— TASK TO CARRY OUT —
Print the whole listing exactly.

Records
## begin

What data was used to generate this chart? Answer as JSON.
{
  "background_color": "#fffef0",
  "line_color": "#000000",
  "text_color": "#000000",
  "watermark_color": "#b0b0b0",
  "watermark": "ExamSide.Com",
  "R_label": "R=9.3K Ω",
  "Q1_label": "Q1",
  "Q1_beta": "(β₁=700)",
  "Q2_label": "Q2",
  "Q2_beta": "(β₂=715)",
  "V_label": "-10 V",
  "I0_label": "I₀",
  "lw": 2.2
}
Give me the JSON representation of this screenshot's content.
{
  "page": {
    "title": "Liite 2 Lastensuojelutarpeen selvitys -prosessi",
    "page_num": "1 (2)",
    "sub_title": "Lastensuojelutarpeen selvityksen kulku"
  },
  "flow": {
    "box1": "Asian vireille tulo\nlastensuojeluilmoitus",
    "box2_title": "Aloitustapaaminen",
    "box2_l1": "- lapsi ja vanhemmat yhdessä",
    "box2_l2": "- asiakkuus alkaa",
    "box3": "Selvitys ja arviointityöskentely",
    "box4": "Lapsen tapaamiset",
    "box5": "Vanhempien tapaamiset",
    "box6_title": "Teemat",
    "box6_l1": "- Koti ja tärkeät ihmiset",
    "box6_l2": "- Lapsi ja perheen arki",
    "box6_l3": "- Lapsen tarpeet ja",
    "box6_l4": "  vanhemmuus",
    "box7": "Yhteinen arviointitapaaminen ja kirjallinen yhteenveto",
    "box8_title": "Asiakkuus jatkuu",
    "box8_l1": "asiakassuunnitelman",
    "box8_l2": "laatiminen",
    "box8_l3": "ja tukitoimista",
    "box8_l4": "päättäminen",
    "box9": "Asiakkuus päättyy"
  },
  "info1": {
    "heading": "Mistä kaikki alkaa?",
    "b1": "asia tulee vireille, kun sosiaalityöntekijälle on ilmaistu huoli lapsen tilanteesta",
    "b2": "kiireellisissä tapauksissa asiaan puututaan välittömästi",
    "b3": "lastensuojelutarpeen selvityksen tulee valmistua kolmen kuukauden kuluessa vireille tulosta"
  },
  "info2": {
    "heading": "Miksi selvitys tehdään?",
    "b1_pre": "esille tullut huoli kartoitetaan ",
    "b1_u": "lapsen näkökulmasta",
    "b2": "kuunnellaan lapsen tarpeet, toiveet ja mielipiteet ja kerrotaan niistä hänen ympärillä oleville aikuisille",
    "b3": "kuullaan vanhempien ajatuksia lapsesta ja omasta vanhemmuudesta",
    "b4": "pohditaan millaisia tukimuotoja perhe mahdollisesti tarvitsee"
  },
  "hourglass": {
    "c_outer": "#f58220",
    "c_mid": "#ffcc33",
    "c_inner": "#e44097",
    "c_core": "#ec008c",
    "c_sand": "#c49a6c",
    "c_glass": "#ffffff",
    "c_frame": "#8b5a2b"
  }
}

## end

— COMPLETED EXERCISE —
What data was used to generate this chart? Answer as JSON.
{
  "background_color": "#fffef0",
  "line_color": "#000000",
  "text_color": "#000000",
  "watermark_color": "#b0b0b0",
  "watermark": "ExamSide.Com",
  "R_label": "R=9.3K Ω",
  "Q1_label": "Q1",
  "Q1_beta": "(β₁=700)",
  "Q2_label": "Q2",
  "Q2_beta": "(β₂=715)",
  "V_label": "-10 V",
  "I0_label": "I₀",
  "lw": 2.2
}
Give me the JSON representation of this screenshot's content.
{
  "page": {
    "title": "Liite 2 Lastensuojelutarpeen selvitys -prosessi",
    "page_num": "1 (2)",
    "sub_title": "Lastensuojelutarpeen selvityksen kulku"
  },
  "flow": {
    "box1": "Asian vireille tulo\nlastensuojeluilmoitus",
    "box2_title": "Aloitustapaaminen",
    "box2_l1": "- lapsi ja vanhemmat yhdessä",
    "box2_l2": "- asiakkuus alkaa",
    "box3": "Selvitys ja arviointityöskentely",
    "box4": "Lapsen tapaamiset",
    "box5": "Vanhempien tapaamiset",
    "box6_title": "Teemat",
    "box6_l1": "- Koti ja tärkeät ihmiset",
    "box6_l2": "- Lapsi ja perheen arki",
    "box6_l3": "- Lapsen tarpeet ja",
    "box6_l4": "  vanhemmuus",
    "box7": "Yhteinen arviointitapaaminen ja kirjallinen yhteenveto",
    "box8_title": "Asiakkuus jatkuu",
    "box8_l1": "asiakassuunnitelman",
    "box8_l2": "laatiminen",
    "box8_l3": "ja tukitoimista",
    "box8_l4": "päättäminen",
    "box9": "Asiakkuus päättyy"
  },
  "info1": {
    "heading": "Mistä kaikki alkaa?",
    "b1": "asia tulee vireille, kun sosiaalityöntekijälle on ilmaistu huoli lapsen tilanteesta",
    "b2": "kiireellisissä tapauksissa asiaan puututaan välittömästi",
    "b3": "lastensuojelutarpeen selvityksen tulee valmistua kolmen kuukauden kuluessa vireille tulosta"
  },
  "info2": {
    "heading": "Miksi selvitys tehdään?",
    "b1_pre": "esille tullut huoli kartoitetaan ",
    "b1_u": "lapsen näkökulmasta",
    "b2": "kuunnellaan lapsen tarpeet, toiveet ja mielipiteet ja kerrotaan niistä hänen ympärillä oleville aikuisille",
    "b3": "kuullaan vanhempien ajatuksia lapsesta ja omasta vanhemmuudesta",
    "b4": "pohditaan millaisia tukimuotoja perhe mahdollisesti tarvitsee"
  },
  "hourglass": {
    "c_outer": "#f58220",
    "c_mid": "#ffcc33",
    "c_inner": "#e44097",
    "c_core": "#ec008c",
    "c_sand": "#c49a6c",
    "c_glass": "#ffffff",
    "c_frame": "#8b5a2b"
  }
}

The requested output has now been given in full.